- Task instructions:
Reproduce the records below exactly as they appear, omitting any pictures they contain.

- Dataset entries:

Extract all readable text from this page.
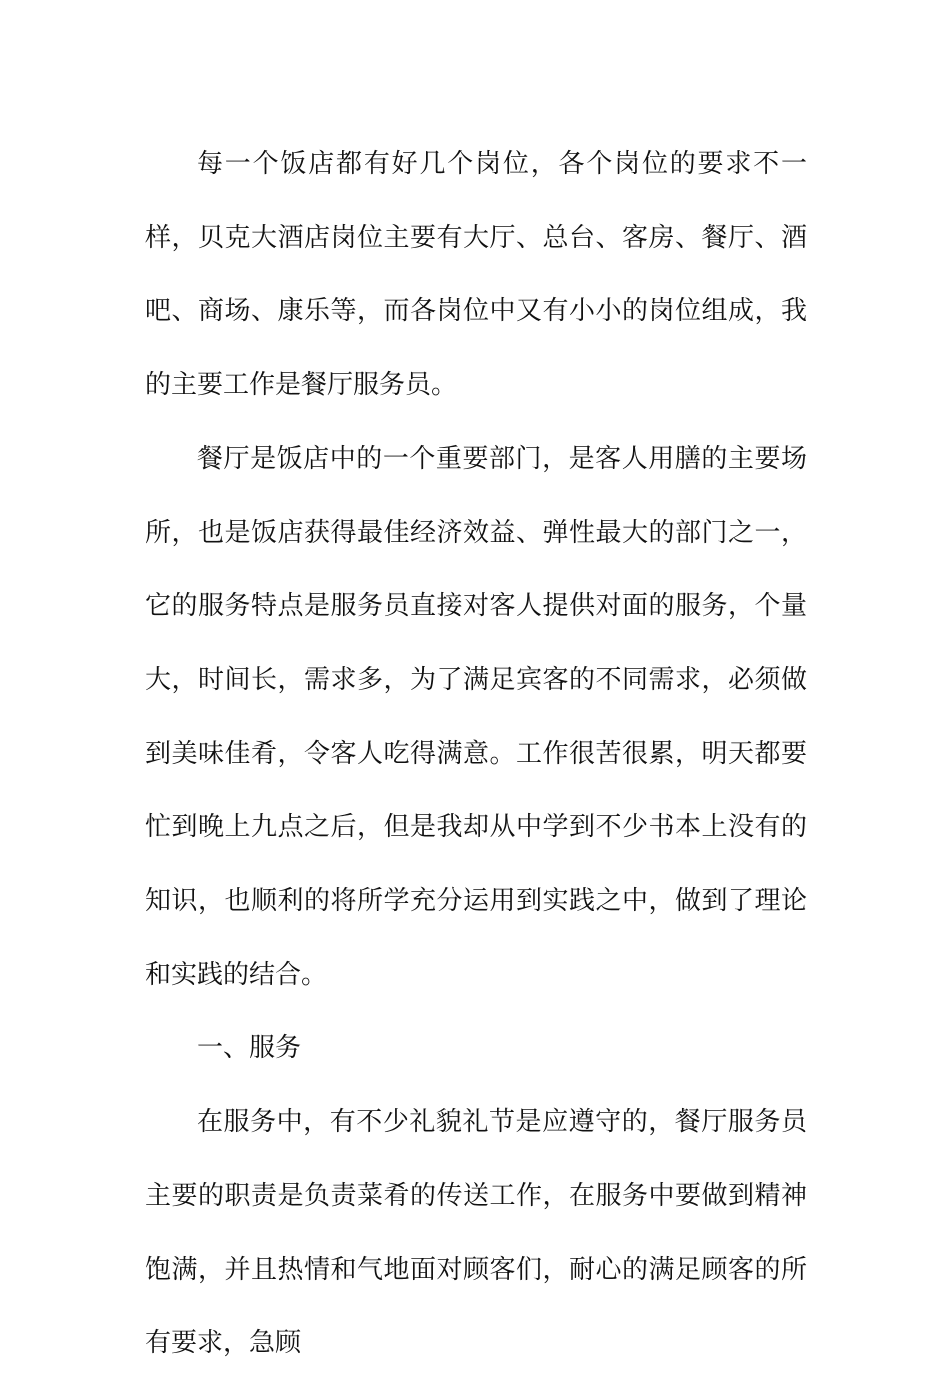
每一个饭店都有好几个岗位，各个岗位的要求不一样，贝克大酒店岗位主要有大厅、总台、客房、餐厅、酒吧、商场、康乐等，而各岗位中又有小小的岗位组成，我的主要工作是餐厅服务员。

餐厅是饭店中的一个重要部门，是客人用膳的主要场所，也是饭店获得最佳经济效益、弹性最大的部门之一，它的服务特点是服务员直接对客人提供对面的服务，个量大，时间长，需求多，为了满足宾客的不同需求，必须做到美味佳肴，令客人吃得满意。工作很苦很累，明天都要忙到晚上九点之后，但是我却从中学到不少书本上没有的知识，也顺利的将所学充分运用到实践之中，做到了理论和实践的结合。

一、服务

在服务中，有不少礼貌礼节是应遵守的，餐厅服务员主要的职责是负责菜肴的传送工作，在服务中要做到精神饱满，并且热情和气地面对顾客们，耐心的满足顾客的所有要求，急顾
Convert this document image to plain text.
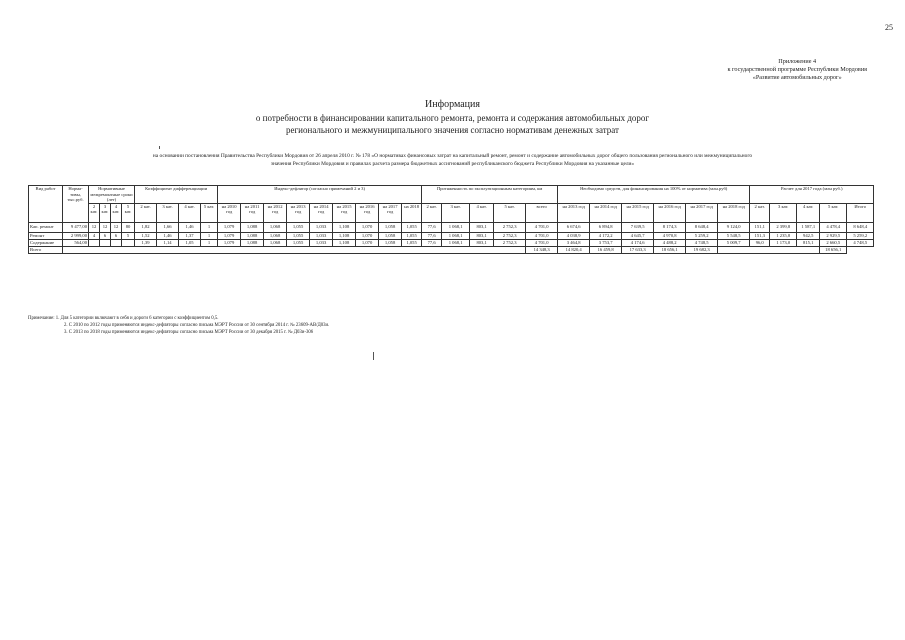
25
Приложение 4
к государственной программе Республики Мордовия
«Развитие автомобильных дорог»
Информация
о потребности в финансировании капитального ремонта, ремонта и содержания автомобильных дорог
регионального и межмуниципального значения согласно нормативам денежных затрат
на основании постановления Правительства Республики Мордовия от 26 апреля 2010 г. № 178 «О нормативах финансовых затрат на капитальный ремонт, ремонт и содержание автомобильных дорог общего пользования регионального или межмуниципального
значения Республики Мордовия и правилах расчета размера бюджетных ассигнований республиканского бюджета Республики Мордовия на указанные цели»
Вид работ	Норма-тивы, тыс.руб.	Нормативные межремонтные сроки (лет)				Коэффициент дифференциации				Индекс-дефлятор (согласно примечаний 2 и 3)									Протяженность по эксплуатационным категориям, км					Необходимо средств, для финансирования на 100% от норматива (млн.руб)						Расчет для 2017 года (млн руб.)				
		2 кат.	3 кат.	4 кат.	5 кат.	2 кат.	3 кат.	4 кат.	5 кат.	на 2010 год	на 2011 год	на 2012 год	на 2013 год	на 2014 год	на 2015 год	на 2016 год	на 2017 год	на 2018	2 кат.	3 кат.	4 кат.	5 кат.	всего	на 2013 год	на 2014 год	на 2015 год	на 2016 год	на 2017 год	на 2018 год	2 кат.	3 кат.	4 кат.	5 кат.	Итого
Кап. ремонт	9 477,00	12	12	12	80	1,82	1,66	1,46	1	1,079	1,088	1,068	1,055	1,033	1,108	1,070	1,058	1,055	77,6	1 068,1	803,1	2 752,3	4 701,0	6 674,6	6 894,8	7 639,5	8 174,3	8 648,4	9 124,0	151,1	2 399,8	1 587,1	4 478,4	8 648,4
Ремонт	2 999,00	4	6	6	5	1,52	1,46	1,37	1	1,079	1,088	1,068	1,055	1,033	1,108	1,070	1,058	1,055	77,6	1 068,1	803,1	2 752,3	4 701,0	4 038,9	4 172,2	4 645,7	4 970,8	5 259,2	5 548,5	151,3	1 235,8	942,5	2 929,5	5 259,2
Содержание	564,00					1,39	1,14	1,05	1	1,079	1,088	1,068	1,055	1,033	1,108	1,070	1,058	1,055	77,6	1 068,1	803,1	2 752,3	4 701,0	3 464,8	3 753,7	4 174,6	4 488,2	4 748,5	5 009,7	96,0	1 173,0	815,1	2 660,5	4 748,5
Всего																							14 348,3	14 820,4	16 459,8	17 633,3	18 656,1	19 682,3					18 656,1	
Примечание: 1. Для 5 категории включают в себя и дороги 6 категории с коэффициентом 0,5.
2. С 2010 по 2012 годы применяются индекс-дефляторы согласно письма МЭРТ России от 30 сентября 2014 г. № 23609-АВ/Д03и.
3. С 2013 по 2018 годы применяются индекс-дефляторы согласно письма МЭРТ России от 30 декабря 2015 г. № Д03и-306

- Answer to the task:
Extract all readable text from this page.
每一个饭店都有好几个岗位，各个岗位的要求不一样，贝克大酒店岗位主要有大厅、总台、客房、餐厅、酒吧、商场、康乐等，而各岗位中又有小小的岗位组成，我的主要工作是餐厅服务员。

餐厅是饭店中的一个重要部门，是客人用膳的主要场所，也是饭店获得最佳经济效益、弹性最大的部门之一，它的服务特点是服务员直接对客人提供对面的服务，个量大，时间长，需求多，为了满足宾客的不同需求，必须做到美味佳肴，令客人吃得满意。工作很苦很累，明天都要忙到晚上九点之后，但是我却从中学到不少书本上没有的知识，也顺利的将所学充分运用到实践之中，做到了理论和实践的结合。

一、服务

在服务中，有不少礼貌礼节是应遵守的，餐厅服务员主要的职责是负责菜肴的传送工作，在服务中要做到精神饱满，并且热情和气地面对顾客们，耐心的满足顾客的所有要求，急顾
Convert this document image to plain text.
25
Приложение 4
к государственной программе Республики Мордовия
«Развитие автомобильных дорог»
Информация
о потребности в финансировании капитального ремонта, ремонта и содержания автомобильных дорог
регионального и межмуниципального значения согласно нормативам денежных затрат
на основании постановления Правительства Республики Мордовия от 26 апреля 2010 г. № 178 «О нормативах финансовых затрат на капитальный ремонт, ремонт и содержание автомобильных дорог общего пользования регионального или межмуниципального
значения Республики Мордовия и правилах расчета размера бюджетных ассигнований республиканского бюджета Республики Мордовия на указанные цели»
Вид работ	Норма-тивы, тыс.руб.	Нормативные межремонтные сроки (лет)				Коэффициент дифференциации				Индекс-дефлятор (согласно примечаний 2 и 3)									Протяженность по эксплуатационным категориям, км					Необходимо средств, для финансирования на 100% от норматива (млн.руб)						Расчет для 2017 года (млн руб.)				
		2 кат.	3 кат.	4 кат.	5 кат.	2 кат.	3 кат.	4 кат.	5 кат.	на 2010 год	на 2011 год	на 2012 год	на 2013 год	на 2014 год	на 2015 год	на 2016 год	на 2017 год	на 2018	2 кат.	3 кат.	4 кат.	5 кат.	всего	на 2013 год	на 2014 год	на 2015 год	на 2016 год	на 2017 год	на 2018 год	2 кат.	3 кат.	4 кат.	5 кат.	Итого
Кап. ремонт	9 477,00	12	12	12	80	1,82	1,66	1,46	1	1,079	1,088	1,068	1,055	1,033	1,108	1,070	1,058	1,055	77,6	1 068,1	803,1	2 752,3	4 701,0	6 674,6	6 894,8	7 639,5	8 174,3	8 648,4	9 124,0	151,1	2 399,8	1 587,1	4 478,4	8 648,4
Ремонт	2 999,00	4	6	6	5	1,52	1,46	1,37	1	1,079	1,088	1,068	1,055	1,033	1,108	1,070	1,058	1,055	77,6	1 068,1	803,1	2 752,3	4 701,0	4 038,9	4 172,2	4 645,7	4 970,8	5 259,2	5 548,5	151,3	1 235,8	942,5	2 929,5	5 259,2
Содержание	564,00					1,39	1,14	1,05	1	1,079	1,088	1,068	1,055	1,033	1,108	1,070	1,058	1,055	77,6	1 068,1	803,1	2 752,3	4 701,0	3 464,8	3 753,7	4 174,6	4 488,2	4 748,5	5 009,7	96,0	1 173,0	815,1	2 660,5	4 748,5
Всего																							14 348,3	14 820,4	16 459,8	17 633,3	18 656,1	19 682,3					18 656,1	
Примечание: 1. Для 5 категории включают в себя и дороги 6 категории с коэффициентом 0,5.
2. С 2010 по 2012 годы применяются индекс-дефляторы согласно письма МЭРТ России от 30 сентября 2014 г. № 23609-АВ/Д03и.
3. С 2013 по 2018 годы применяются индекс-дефляторы согласно письма МЭРТ России от 30 декабря 2015 г. № Д03и-306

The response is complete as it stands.